<<<<
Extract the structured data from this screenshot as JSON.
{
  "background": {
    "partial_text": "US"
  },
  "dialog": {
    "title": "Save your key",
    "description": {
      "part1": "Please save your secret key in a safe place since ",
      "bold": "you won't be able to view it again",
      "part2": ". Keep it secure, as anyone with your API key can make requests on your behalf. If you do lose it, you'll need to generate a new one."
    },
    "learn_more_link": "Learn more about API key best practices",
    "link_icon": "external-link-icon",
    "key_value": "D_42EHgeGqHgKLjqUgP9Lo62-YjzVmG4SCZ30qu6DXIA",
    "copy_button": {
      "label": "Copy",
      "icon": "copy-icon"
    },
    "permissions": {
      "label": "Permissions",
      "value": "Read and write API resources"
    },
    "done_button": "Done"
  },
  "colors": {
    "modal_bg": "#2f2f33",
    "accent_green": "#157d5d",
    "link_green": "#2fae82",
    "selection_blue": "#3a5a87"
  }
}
>>>>
STATED EXERCISE:
Output the complete data exactly as written.

EXERCISE SOLUTION:
Extract the structured data from this screenshot as JSON.
{
  "background": {
    "partial_text": "US"
  },
  "dialog": {
    "title": "Save your key",
    "description": {
      "part1": "Please save your secret key in a safe place since ",
      "bold": "you won't be able to view it again",
      "part2": ". Keep it secure, as anyone with your API key can make requests on your behalf. If you do lose it, you'll need to generate a new one."
    },
    "learn_more_link": "Learn more about API key best practices",
    "link_icon": "external-link-icon",
    "key_value": "D_42EHgeGqHgKLjqUgP9Lo62-YjzVmG4SCZ30qu6DXIA",
    "copy_button": {
      "label": "Copy",
      "icon": "copy-icon"
    },
    "permissions": {
      "label": "Permissions",
      "value": "Read and write API resources"
    },
    "done_button": "Done"
  },
  "colors": {
    "modal_bg": "#2f2f33",
    "accent_green": "#157d5d",
    "link_green": "#2fae82",
    "selection_blue": "#3a5a87"
  }
}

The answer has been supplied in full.